[Description of the task]
Show each line that has the string "legend" in it.

..............................

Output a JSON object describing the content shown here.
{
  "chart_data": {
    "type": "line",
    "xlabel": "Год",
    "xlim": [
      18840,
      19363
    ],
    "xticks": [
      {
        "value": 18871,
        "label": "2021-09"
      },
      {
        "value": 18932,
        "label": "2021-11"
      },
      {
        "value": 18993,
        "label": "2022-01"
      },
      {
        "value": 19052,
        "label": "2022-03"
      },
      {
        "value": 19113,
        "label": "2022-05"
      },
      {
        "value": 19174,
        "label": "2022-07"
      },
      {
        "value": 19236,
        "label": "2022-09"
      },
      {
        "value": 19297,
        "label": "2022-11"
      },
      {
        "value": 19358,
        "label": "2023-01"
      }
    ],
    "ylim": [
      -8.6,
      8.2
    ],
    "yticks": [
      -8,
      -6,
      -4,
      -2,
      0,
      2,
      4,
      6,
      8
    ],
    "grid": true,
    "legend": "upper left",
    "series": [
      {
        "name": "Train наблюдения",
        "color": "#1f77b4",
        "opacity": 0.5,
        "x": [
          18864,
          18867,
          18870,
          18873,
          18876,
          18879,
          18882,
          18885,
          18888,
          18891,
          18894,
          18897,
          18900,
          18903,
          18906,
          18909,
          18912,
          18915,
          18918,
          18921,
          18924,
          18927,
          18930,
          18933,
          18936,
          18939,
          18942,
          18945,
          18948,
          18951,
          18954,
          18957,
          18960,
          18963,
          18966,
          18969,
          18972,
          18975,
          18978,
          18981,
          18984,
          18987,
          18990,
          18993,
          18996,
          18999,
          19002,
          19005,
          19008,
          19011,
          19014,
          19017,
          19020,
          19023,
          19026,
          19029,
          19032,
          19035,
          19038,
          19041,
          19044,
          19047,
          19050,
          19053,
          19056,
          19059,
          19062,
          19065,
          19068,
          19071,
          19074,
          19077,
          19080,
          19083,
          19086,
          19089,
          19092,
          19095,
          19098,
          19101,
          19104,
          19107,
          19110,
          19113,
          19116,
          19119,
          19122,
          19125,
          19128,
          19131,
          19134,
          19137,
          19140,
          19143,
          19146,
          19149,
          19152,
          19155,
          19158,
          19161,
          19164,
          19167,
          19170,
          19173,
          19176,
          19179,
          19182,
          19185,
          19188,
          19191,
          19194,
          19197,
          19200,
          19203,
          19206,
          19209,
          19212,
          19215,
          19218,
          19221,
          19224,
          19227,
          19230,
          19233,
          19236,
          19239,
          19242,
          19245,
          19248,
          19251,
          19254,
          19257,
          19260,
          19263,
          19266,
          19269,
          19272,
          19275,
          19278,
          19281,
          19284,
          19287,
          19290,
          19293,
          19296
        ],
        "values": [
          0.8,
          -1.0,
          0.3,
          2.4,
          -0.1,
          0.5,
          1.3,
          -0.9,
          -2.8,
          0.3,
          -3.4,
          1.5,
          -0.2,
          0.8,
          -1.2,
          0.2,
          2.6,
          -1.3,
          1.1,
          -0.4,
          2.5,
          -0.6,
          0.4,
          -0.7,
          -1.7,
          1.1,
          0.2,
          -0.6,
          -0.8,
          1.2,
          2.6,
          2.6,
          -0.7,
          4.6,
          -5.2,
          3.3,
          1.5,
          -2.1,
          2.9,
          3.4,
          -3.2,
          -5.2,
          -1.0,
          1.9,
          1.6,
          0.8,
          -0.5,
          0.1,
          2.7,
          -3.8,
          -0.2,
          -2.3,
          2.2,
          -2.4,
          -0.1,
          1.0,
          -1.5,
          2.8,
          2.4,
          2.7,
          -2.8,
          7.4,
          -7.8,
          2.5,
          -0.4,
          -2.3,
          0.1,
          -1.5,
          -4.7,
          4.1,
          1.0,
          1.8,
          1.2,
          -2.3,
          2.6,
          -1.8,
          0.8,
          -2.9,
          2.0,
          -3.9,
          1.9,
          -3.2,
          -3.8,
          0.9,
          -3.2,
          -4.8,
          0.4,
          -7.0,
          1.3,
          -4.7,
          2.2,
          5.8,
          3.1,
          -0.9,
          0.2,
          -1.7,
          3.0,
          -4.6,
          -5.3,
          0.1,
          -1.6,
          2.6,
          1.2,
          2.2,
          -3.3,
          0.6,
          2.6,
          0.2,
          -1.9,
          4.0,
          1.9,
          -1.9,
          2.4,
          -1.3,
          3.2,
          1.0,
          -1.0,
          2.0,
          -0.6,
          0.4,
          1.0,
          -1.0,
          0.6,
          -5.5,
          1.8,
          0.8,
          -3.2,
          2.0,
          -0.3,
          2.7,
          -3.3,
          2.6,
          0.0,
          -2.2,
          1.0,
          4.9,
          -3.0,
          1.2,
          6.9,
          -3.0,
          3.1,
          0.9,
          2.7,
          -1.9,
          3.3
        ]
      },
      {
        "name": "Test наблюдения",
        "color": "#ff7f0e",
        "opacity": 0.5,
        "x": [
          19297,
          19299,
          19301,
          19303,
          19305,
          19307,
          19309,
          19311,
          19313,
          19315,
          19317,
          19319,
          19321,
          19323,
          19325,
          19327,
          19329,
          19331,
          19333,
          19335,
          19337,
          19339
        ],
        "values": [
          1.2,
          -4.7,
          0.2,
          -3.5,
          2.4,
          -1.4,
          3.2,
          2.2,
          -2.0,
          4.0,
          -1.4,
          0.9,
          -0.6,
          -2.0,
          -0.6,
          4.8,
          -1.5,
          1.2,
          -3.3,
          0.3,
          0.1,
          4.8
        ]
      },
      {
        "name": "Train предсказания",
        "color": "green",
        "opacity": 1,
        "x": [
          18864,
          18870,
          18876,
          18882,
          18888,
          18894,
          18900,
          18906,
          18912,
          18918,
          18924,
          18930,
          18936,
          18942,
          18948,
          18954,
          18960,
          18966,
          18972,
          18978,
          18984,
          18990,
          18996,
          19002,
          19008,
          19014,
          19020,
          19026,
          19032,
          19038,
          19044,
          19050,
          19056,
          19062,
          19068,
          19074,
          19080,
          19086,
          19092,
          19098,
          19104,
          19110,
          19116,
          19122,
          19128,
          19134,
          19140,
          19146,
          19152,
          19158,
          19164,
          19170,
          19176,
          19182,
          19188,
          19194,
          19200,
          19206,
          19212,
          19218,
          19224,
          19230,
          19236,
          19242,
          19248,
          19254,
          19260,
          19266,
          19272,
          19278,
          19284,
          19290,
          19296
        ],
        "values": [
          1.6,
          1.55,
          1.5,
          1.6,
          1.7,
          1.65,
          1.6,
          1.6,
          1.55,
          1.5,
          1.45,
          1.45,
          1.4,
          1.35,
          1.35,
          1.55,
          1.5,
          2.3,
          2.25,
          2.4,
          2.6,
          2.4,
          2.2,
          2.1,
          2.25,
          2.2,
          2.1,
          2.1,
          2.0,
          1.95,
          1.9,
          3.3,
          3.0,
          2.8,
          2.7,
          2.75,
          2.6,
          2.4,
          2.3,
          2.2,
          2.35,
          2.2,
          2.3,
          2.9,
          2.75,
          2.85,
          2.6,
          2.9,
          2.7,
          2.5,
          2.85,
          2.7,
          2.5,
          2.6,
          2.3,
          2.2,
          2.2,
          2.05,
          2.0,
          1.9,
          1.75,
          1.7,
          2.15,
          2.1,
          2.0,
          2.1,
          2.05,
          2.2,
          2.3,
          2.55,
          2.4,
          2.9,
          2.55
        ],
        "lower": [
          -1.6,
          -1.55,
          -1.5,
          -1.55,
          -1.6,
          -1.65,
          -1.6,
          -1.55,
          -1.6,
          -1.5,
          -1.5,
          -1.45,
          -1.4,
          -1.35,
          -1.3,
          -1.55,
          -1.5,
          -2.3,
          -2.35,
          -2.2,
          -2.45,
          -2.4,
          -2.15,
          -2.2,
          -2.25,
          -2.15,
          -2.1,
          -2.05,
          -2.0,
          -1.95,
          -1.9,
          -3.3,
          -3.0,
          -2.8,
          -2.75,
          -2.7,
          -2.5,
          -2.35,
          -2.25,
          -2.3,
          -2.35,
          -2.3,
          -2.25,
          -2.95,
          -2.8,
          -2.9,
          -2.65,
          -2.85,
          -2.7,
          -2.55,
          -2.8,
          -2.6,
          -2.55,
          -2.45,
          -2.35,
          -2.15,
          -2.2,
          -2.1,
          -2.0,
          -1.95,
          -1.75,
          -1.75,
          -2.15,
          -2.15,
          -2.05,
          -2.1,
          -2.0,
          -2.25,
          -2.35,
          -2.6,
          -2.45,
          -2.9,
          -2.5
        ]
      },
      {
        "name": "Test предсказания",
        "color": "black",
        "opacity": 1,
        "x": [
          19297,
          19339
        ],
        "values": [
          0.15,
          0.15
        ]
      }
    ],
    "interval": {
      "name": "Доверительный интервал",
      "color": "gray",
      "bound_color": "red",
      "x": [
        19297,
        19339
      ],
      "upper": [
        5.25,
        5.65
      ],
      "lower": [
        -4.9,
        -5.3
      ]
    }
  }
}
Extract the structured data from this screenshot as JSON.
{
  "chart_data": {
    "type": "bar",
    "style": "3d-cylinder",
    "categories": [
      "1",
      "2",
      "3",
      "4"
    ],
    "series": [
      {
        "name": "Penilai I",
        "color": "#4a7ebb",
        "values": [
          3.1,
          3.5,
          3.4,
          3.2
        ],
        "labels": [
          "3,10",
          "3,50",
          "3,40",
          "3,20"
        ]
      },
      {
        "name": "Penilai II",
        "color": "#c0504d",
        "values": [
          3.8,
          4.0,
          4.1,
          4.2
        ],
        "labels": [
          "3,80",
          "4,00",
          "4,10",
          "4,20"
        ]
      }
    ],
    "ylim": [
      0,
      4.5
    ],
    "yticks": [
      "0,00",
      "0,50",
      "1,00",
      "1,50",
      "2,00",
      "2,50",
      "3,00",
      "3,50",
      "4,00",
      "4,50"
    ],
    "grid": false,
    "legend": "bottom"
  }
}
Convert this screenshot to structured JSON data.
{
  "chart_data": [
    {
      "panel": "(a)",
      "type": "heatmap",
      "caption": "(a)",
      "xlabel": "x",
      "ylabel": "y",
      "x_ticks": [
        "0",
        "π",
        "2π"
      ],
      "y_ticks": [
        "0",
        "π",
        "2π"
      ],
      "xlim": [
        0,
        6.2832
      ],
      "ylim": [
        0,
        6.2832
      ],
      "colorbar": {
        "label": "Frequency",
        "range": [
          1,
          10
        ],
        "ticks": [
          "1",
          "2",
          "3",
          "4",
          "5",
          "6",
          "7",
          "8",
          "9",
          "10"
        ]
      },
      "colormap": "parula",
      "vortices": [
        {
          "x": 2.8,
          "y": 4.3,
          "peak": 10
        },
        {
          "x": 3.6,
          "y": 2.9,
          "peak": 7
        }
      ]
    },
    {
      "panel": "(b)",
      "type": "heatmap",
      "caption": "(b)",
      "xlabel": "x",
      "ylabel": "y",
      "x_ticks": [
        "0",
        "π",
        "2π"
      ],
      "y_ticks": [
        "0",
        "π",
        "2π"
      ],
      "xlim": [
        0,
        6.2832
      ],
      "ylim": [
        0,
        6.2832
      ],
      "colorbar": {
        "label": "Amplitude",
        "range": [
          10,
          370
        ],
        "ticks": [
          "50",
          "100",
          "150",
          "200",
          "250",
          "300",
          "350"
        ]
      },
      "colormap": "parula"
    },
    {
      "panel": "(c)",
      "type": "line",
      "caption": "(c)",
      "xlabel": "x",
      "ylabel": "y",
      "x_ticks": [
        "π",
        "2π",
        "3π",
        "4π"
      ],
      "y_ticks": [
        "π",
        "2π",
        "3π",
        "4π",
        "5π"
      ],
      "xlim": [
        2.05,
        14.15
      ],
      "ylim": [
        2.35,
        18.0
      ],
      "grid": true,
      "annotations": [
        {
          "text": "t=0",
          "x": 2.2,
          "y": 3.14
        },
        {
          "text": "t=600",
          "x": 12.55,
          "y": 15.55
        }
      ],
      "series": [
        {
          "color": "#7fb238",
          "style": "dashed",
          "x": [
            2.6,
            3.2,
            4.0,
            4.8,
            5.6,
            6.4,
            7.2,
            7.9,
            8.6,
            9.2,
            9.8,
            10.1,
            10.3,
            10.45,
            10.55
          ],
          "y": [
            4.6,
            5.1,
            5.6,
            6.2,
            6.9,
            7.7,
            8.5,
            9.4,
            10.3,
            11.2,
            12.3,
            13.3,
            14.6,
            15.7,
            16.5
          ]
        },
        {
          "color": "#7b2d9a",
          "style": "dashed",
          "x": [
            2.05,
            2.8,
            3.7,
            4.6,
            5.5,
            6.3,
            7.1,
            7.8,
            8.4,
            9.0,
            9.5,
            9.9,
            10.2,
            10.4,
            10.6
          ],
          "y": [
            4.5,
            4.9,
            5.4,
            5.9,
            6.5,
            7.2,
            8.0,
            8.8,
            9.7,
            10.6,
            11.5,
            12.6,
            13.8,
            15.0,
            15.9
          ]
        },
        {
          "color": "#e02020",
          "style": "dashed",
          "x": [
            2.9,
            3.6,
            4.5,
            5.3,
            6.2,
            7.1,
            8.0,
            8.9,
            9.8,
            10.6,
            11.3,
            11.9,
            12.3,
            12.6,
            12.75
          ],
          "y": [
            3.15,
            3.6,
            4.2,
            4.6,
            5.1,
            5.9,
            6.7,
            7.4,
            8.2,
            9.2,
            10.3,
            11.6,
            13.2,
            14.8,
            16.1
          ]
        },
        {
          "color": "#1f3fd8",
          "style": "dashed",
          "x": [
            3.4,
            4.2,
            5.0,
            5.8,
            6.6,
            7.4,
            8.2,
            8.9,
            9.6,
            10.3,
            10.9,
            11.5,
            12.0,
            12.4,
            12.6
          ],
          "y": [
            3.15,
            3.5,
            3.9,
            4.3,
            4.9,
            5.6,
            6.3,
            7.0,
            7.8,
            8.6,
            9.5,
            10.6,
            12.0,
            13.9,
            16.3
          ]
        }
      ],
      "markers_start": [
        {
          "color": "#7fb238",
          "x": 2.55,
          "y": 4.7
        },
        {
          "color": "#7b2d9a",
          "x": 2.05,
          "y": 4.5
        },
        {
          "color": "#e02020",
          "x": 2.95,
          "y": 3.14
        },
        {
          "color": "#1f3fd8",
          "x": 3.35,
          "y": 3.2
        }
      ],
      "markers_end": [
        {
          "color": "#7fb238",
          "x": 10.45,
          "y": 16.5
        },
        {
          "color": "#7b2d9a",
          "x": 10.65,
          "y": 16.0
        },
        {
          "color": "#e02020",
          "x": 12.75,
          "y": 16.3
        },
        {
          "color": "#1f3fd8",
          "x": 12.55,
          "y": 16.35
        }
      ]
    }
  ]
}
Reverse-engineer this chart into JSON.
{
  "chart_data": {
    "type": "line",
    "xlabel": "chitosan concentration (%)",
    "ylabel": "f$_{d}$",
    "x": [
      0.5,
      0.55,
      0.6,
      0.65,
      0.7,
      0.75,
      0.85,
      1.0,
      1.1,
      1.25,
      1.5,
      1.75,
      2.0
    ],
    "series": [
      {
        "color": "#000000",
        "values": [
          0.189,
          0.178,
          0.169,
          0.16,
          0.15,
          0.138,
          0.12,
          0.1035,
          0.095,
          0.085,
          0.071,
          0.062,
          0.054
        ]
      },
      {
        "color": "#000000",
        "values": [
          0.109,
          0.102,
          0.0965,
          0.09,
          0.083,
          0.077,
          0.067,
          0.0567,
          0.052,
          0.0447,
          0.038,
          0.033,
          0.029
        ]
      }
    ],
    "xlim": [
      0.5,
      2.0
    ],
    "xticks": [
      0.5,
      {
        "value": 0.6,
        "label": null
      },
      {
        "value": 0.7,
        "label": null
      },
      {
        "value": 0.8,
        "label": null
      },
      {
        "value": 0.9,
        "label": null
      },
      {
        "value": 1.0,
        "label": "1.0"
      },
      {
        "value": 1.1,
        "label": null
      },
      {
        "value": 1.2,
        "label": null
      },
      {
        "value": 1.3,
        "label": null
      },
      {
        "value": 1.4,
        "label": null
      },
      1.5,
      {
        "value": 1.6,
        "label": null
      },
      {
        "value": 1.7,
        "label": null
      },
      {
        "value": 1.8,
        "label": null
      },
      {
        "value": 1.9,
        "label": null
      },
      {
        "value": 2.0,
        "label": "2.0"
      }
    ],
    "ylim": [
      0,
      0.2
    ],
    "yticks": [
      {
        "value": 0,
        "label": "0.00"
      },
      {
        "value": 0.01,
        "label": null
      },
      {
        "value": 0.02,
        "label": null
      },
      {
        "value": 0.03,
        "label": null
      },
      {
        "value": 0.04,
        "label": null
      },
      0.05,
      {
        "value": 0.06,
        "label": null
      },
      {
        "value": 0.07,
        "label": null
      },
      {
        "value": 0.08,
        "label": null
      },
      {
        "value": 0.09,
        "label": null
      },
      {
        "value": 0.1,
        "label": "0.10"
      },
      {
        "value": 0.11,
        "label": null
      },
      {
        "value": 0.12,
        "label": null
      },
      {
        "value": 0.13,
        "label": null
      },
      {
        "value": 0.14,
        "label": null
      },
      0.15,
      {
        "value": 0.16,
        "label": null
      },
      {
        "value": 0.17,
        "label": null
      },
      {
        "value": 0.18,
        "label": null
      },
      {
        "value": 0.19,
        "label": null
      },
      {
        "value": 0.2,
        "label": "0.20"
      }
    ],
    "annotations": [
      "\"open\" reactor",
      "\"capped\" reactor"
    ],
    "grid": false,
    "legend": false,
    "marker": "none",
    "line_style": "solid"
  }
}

..............................

[Answer to the exercise]
    "legend": "upper left",
    "legend": "bottom"
    "legend": false,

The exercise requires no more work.